● **Exercise material**:
------------

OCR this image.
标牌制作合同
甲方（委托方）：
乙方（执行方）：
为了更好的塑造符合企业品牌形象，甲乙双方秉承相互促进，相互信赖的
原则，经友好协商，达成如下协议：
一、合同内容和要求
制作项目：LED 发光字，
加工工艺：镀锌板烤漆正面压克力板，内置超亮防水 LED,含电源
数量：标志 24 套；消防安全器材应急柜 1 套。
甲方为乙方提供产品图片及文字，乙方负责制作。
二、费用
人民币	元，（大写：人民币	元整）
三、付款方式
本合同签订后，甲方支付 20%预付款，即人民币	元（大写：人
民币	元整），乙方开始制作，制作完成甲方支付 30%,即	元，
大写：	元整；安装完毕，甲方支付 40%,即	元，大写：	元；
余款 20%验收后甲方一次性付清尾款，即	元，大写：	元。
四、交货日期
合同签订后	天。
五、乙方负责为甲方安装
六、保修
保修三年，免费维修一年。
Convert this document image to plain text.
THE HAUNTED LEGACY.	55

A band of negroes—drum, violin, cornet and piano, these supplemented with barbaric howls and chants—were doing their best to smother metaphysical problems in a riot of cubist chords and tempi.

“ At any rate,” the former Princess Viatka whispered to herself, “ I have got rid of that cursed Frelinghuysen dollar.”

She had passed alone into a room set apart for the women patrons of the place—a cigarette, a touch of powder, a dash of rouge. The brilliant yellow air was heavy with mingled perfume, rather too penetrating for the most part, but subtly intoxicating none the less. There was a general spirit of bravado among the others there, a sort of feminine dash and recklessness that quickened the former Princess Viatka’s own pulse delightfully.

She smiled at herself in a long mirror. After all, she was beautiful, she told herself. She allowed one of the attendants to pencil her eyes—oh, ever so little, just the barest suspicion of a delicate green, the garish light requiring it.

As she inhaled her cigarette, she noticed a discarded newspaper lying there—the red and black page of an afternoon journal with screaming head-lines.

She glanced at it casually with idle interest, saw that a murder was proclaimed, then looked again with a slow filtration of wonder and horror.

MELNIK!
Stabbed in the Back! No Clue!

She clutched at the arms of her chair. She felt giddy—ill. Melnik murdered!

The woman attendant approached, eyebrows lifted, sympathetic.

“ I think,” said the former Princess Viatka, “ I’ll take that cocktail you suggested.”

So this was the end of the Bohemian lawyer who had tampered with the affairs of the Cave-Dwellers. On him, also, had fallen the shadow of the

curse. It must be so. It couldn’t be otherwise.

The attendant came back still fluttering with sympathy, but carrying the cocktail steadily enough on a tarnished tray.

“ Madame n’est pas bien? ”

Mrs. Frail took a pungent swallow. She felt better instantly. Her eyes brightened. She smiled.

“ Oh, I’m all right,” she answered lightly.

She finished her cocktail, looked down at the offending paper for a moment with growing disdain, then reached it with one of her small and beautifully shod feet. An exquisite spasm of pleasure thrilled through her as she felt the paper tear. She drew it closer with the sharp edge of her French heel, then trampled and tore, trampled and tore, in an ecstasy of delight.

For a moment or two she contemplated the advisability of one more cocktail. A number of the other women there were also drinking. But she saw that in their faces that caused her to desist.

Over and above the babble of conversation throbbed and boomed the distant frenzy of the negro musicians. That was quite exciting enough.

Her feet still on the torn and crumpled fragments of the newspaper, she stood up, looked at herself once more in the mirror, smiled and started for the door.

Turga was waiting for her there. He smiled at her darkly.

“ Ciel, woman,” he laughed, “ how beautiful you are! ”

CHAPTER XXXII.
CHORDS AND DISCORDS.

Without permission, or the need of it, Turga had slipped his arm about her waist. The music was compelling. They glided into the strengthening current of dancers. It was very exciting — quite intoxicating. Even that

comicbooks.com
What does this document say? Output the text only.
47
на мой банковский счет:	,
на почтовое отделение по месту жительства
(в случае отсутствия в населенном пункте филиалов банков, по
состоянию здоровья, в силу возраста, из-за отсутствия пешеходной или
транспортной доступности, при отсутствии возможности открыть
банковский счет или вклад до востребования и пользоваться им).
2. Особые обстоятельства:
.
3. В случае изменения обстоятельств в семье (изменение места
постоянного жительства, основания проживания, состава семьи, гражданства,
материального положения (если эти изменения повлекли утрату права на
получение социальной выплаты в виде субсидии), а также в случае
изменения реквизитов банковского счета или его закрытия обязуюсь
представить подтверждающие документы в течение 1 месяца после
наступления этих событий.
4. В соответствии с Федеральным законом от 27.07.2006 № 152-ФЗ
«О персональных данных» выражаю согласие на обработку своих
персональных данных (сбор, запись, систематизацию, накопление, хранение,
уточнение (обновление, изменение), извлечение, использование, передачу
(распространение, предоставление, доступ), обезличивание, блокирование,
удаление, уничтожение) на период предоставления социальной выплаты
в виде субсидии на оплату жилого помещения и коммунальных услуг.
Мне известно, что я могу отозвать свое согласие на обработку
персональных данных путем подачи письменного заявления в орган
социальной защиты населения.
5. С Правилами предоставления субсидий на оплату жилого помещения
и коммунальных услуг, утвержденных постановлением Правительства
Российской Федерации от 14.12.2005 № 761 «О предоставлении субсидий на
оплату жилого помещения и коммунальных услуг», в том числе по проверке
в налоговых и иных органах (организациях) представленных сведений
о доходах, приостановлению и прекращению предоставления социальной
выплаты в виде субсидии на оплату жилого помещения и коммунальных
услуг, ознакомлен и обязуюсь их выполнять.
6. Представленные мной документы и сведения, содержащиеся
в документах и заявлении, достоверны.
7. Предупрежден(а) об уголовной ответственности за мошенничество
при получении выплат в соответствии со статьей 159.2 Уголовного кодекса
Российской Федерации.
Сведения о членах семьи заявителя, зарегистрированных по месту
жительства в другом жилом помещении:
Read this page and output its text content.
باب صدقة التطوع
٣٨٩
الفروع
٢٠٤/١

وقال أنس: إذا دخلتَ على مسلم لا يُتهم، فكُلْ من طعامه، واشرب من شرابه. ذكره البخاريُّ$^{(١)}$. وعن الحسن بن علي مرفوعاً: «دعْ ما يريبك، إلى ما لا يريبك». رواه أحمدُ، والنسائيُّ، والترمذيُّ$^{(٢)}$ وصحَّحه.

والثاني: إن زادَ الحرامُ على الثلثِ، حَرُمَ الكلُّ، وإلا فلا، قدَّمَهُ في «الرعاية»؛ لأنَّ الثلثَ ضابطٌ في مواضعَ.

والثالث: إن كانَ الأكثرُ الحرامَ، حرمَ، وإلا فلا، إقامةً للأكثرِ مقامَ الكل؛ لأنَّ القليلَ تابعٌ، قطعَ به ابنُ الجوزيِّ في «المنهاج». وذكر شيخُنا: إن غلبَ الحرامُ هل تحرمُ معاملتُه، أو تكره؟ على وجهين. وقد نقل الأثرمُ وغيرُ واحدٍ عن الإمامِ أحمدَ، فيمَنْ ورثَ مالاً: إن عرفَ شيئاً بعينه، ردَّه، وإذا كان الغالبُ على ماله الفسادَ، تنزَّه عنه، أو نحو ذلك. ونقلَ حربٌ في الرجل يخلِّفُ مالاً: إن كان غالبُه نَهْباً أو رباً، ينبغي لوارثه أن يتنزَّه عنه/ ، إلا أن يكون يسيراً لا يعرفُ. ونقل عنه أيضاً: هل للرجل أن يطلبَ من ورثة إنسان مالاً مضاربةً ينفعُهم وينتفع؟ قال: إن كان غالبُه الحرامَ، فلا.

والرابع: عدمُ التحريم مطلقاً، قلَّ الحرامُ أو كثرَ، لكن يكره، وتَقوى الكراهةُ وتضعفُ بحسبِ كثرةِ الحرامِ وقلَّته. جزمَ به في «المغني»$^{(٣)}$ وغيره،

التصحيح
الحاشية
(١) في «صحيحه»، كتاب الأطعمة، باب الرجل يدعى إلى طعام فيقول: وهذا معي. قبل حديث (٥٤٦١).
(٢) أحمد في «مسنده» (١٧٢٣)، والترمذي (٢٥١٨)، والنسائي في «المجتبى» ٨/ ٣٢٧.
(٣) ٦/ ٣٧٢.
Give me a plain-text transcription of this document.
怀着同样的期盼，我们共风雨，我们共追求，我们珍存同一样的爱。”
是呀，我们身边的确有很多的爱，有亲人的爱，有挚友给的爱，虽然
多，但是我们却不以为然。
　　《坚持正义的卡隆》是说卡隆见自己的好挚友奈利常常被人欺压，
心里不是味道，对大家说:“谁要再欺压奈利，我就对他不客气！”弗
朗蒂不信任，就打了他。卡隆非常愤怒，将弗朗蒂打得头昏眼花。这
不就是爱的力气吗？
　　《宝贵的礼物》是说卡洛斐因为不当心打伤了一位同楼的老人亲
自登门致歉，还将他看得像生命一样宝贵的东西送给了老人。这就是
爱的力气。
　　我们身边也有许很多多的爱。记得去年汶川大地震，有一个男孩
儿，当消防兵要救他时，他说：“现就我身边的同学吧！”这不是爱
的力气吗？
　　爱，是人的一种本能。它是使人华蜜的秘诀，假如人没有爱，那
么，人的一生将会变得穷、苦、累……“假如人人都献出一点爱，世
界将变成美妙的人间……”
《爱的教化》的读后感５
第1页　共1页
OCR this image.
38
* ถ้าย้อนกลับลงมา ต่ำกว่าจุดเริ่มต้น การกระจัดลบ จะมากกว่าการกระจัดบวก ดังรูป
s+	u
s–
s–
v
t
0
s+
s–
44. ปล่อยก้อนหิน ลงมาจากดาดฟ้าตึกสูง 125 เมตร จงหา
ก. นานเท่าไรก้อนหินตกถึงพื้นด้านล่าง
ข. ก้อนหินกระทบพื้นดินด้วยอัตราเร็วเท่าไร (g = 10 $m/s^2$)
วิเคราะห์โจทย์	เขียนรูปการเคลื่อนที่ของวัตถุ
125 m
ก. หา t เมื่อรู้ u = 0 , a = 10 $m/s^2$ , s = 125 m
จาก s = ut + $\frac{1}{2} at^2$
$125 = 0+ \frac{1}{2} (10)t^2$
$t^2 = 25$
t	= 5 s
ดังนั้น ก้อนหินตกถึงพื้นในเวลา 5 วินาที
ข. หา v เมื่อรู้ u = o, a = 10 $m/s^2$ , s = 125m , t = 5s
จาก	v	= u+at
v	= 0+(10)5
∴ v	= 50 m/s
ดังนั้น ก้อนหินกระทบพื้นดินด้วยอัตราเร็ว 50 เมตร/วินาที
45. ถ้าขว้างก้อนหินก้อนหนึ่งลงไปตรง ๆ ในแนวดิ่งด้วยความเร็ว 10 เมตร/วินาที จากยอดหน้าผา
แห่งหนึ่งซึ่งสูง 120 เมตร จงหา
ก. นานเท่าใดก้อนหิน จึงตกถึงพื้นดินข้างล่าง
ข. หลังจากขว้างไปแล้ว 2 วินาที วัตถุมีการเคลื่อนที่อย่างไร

------------

Gather, from the listing above, every line carrying the word "moment".

She finished her cocktail, looked down at the offending paper for a moment with growing disdain, then reached it with one of her small and beautifully shod feet. An exquisite spasm of pleasure thrilled through her as she felt the paper tear. She drew it closer with the sharp edge of her French heel, then trampled and tore, trampled and tore, in an ecstasy of delight.
For a moment or two she contemplated the advisability of one more cocktail. A number of the other women there were also drinking. But she saw that in their faces that caused her to desist.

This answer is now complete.